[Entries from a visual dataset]

________________________

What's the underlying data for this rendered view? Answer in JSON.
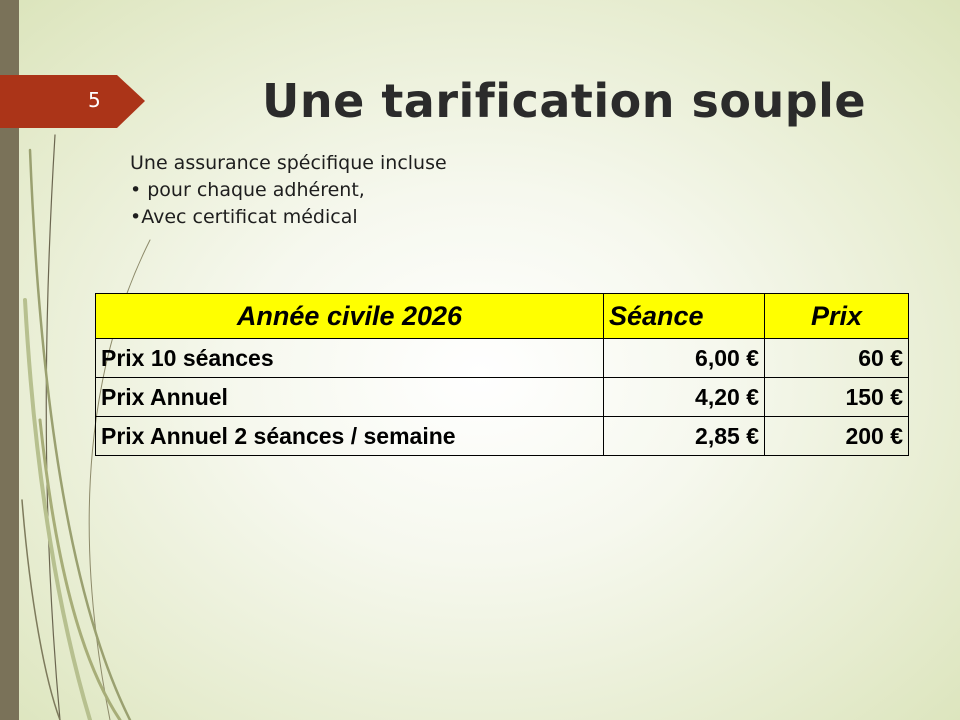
{
  "slide": {
    "number": "5",
    "title": "Une tarification souple",
    "body_lines": [
      "Une assurance spécifique incluse",
      "• pour chaque adhérent,",
      "•Avec certificat médical"
    ]
  },
  "table": {
    "headers": [
      "Année civile 2026",
      "Séance",
      "Prix"
    ],
    "rows": [
      [
        "Prix 10 séances",
        "6,00 €",
        "60 €"
      ],
      [
        "Prix Annuel",
        "4,20 €",
        "150 €"
      ],
      [
        "Prix Annuel 2 séances / semaine",
        "2,85 €",
        "200 €"
      ]
    ],
    "header_color": "#ffff00"
  },
  "colors": {
    "accent_tab": "#ab3418",
    "left_bar": "#7a7259"
  }
}
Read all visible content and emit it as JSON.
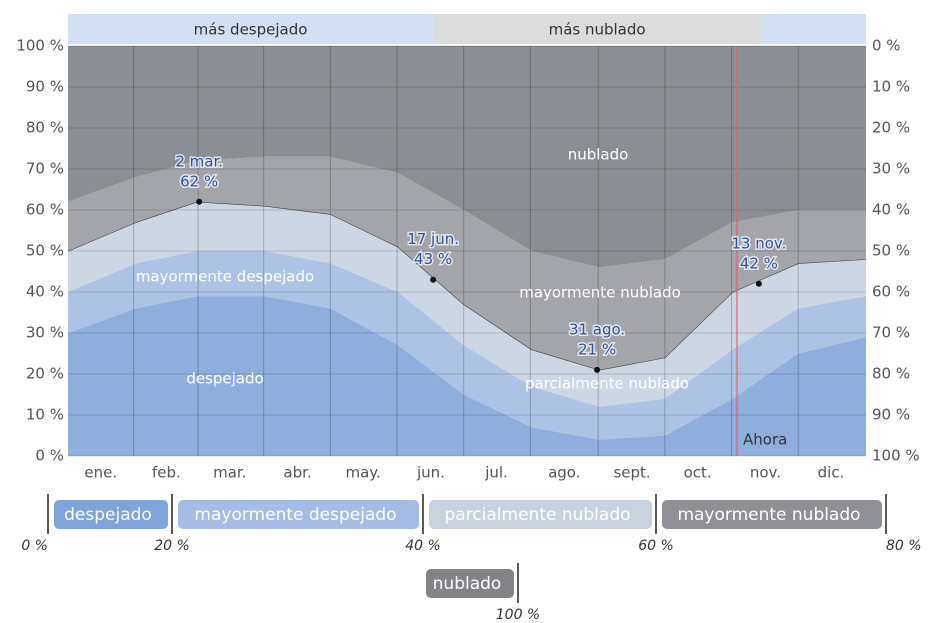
{
  "chart_data": {
    "type": "stacked_area",
    "x": [
      0,
      31,
      59,
      90,
      120,
      151,
      181,
      212,
      243,
      273,
      304,
      334,
      365
    ],
    "xlim": [
      0,
      365
    ],
    "xticks": [
      {
        "value": 15,
        "label": "ene."
      },
      {
        "value": 45,
        "label": "feb."
      },
      {
        "value": 74,
        "label": "mar."
      },
      {
        "value": 105,
        "label": "abr."
      },
      {
        "value": 135,
        "label": "may."
      },
      {
        "value": 166,
        "label": "jun."
      },
      {
        "value": 196,
        "label": "jul."
      },
      {
        "value": 227,
        "label": "ago."
      },
      {
        "value": 258,
        "label": "sept."
      },
      {
        "value": 288,
        "label": "oct."
      },
      {
        "value": 319,
        "label": "nov."
      },
      {
        "value": 349,
        "label": "dic."
      }
    ],
    "ylim": [
      0,
      100
    ],
    "yticks": [
      {
        "value": 0,
        "label": "0 %"
      },
      {
        "value": 10,
        "label": "10 %"
      },
      {
        "value": 20,
        "label": "20 %"
      },
      {
        "value": 30,
        "label": "30 %"
      },
      {
        "value": 40,
        "label": "40 %"
      },
      {
        "value": 50,
        "label": "50 %"
      },
      {
        "value": 60,
        "label": "60 %"
      },
      {
        "value": 70,
        "label": "70 %"
      },
      {
        "value": 80,
        "label": "80 %"
      },
      {
        "value": 90,
        "label": "90 %"
      },
      {
        "value": 100,
        "label": "100 %"
      }
    ],
    "y2lim": [
      100,
      0
    ],
    "y2ticks": [
      {
        "value": 0,
        "label": "0 %"
      },
      {
        "value": 10,
        "label": "10 %"
      },
      {
        "value": 20,
        "label": "20 %"
      },
      {
        "value": 30,
        "label": "30 %"
      },
      {
        "value": 40,
        "label": "40 %"
      },
      {
        "value": 50,
        "label": "50 %"
      },
      {
        "value": 60,
        "label": "60 %"
      },
      {
        "value": 70,
        "label": "70 %"
      },
      {
        "value": 80,
        "label": "80 %"
      },
      {
        "value": 90,
        "label": "90 %"
      },
      {
        "value": 100,
        "label": "100 %"
      }
    ],
    "grid": true,
    "series": [
      {
        "name": "despejado",
        "color": "#8eaedd",
        "values": [
          30,
          36,
          39,
          39,
          36,
          27,
          15,
          7,
          4,
          5,
          14,
          25,
          29
        ]
      },
      {
        "name": "mayormente despejado",
        "color": "#adc3e6",
        "values": [
          10,
          11,
          11,
          11,
          11,
          13,
          12,
          10,
          8,
          9,
          12,
          11,
          10
        ]
      },
      {
        "name": "parcialmente nublado",
        "color": "#cdd6e3",
        "values": [
          10,
          10,
          12,
          11,
          12,
          11,
          10,
          9,
          9,
          10,
          14,
          11,
          9
        ]
      },
      {
        "name": "mayormente nublado",
        "color": "#a3a5aa",
        "values": [
          12,
          11,
          10,
          12,
          14,
          18,
          23,
          24,
          25,
          24,
          17,
          13,
          12
        ]
      },
      {
        "name": "nublado",
        "color": "#8b8e93",
        "values": [
          38,
          32,
          28,
          27,
          27,
          31,
          40,
          50,
          54,
          52,
          43,
          40,
          40
        ]
      }
    ],
    "bands": [
      {
        "label": "más despejado",
        "start": 0,
        "end": 167,
        "color": "#d3e0f3"
      },
      {
        "label": "más nublado",
        "start": 167,
        "end": 317,
        "color": "#dcdcdc"
      },
      {
        "start": 317,
        "end": 365,
        "color": "#d3e0f3"
      }
    ],
    "now": {
      "label": "Ahora",
      "x": 306,
      "color": "#e06070"
    },
    "annotations": [
      {
        "date": "2 mar.",
        "x": 60,
        "value": 62,
        "value_label": "62 %"
      },
      {
        "date": "17 jun.",
        "x": 167,
        "value": 43,
        "value_label": "43 %"
      },
      {
        "date": "31 ago.",
        "x": 242,
        "value": 21,
        "value_label": "21 %"
      },
      {
        "date": "13 nov.",
        "x": 316,
        "value": 42,
        "value_label": "42 %"
      }
    ],
    "scale_colors": [
      "#7fa4dc",
      "#a4bde6",
      "#c8d2df",
      "#8e9096",
      "#818387"
    ],
    "scale_ticks": [
      {
        "value": 0,
        "label": "0 %"
      },
      {
        "value": 20,
        "label": "20 %"
      },
      {
        "value": 40,
        "label": "40 %"
      },
      {
        "value": 60,
        "label": "60 %"
      },
      {
        "value": 80,
        "label": "80 %"
      },
      {
        "value": 100,
        "label": "100 %"
      }
    ]
  }
}
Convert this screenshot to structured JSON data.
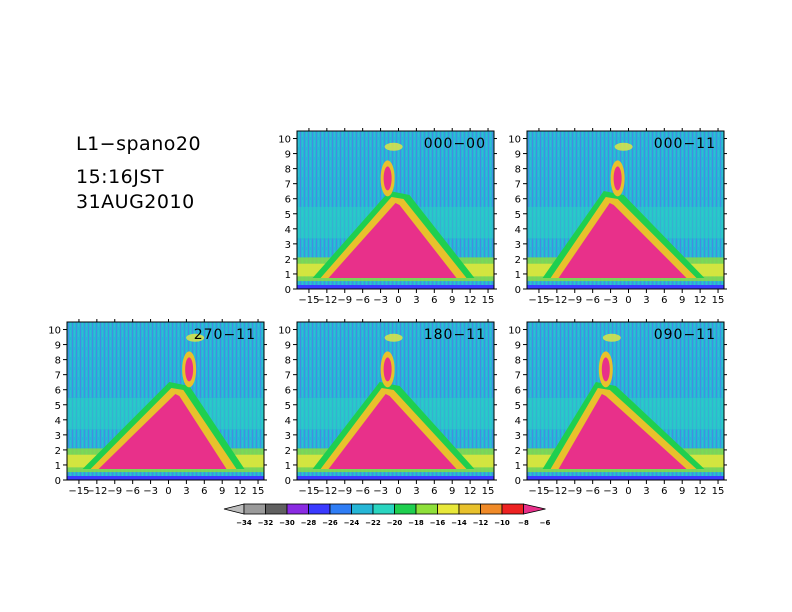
{
  "header": {
    "station": "L1−spano20",
    "time": "15:16JST",
    "date": "31AUG2010"
  },
  "chart_data": {
    "type": "heatmap",
    "panels": [
      {
        "label": "000−00"
      },
      {
        "label": "000−11"
      },
      {
        "label": "270−11"
      },
      {
        "label": "180−11"
      },
      {
        "label": "090−11"
      }
    ],
    "xlim": [
      -17,
      16
    ],
    "ylim": [
      0,
      10.5
    ],
    "x_ticks": [
      -15,
      -12,
      -9,
      -6,
      -3,
      0,
      3,
      6,
      9,
      12,
      15
    ],
    "x_tick_labels": [
      "−15",
      "−12",
      "−9",
      "−6",
      "−3",
      "0",
      "3",
      "6",
      "9",
      "12",
      "15"
    ],
    "y_ticks": [
      0,
      1,
      2,
      3,
      4,
      5,
      6,
      7,
      8,
      9,
      10
    ],
    "y_tick_labels": [
      "0",
      "1",
      "2",
      "3",
      "4",
      "5",
      "6",
      "7",
      "8",
      "9",
      "10"
    ],
    "colorbar": {
      "levels": [
        -34,
        -32,
        -30,
        -28,
        -26,
        -24,
        -22,
        -20,
        -18,
        -16,
        -14,
        -12,
        -10,
        -8,
        -6
      ],
      "level_labels": [
        "−34",
        "−32",
        "−30",
        "−28",
        "−26",
        "−24",
        "−22",
        "−20",
        "−18",
        "−16",
        "−14",
        "−12",
        "−10",
        "−8",
        "−6"
      ],
      "colors": [
        "#bdbdbd",
        "#9a9a9a",
        "#606060",
        "#8a2be2",
        "#3a3aff",
        "#2f7df5",
        "#26b6d6",
        "#2ad5c0",
        "#1fcf4f",
        "#8ee03a",
        "#e8e83a",
        "#e8c12c",
        "#f08a28",
        "#ee2222",
        "#e8308a"
      ]
    }
  }
}
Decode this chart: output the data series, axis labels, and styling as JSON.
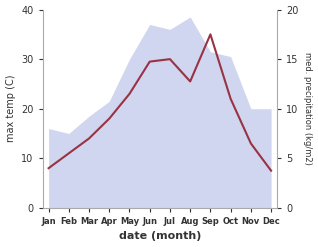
{
  "months": [
    "Jan",
    "Feb",
    "Mar",
    "Apr",
    "May",
    "Jun",
    "Jul",
    "Aug",
    "Sep",
    "Oct",
    "Nov",
    "Dec"
  ],
  "max_temp": [
    8.0,
    11.0,
    14.0,
    18.0,
    23.0,
    29.5,
    30.0,
    25.5,
    35.0,
    22.0,
    13.0,
    7.5
  ],
  "precipitation": [
    16.0,
    15.0,
    18.5,
    21.5,
    30.0,
    37.0,
    36.0,
    38.5,
    31.5,
    30.5,
    20.0,
    20.0
  ],
  "temp_color": "#993344",
  "precip_fill_color": "#b8bfe8",
  "xlabel": "date (month)",
  "ylabel_left": "max temp (C)",
  "ylabel_right": "med. precipitation (kg/m2)",
  "ylim_left": [
    0,
    40
  ],
  "yticks_left": [
    0,
    10,
    20,
    30,
    40
  ],
  "yticks_right": [
    0,
    5,
    10,
    15,
    20
  ],
  "background_color": "#ffffff"
}
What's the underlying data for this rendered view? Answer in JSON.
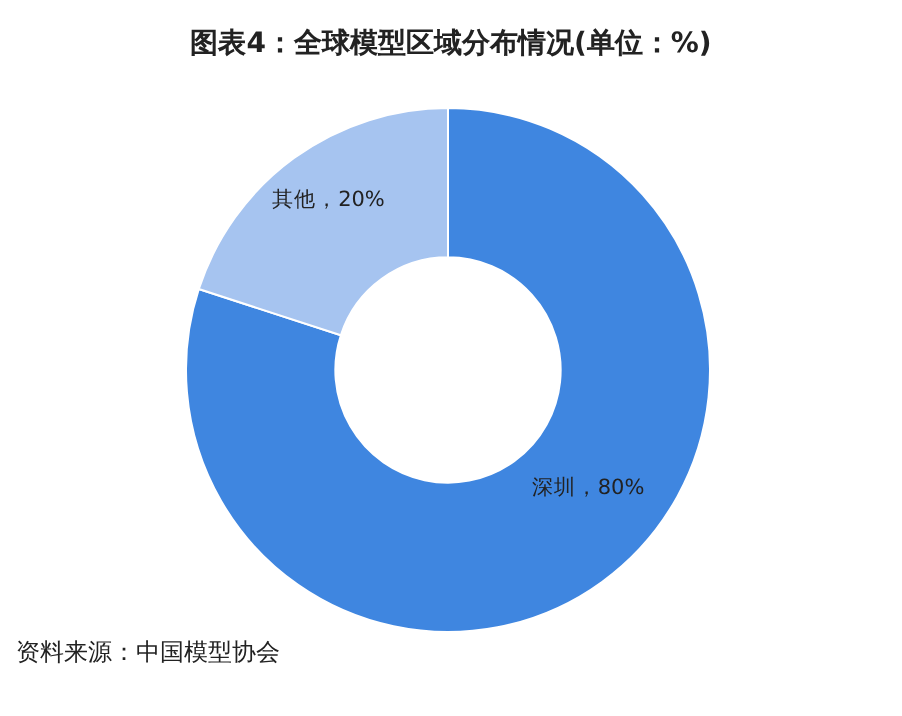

________________________

- **Your task**:
Count the lines above that contain the word "name", and reply with only that number.

- **Reply**:
5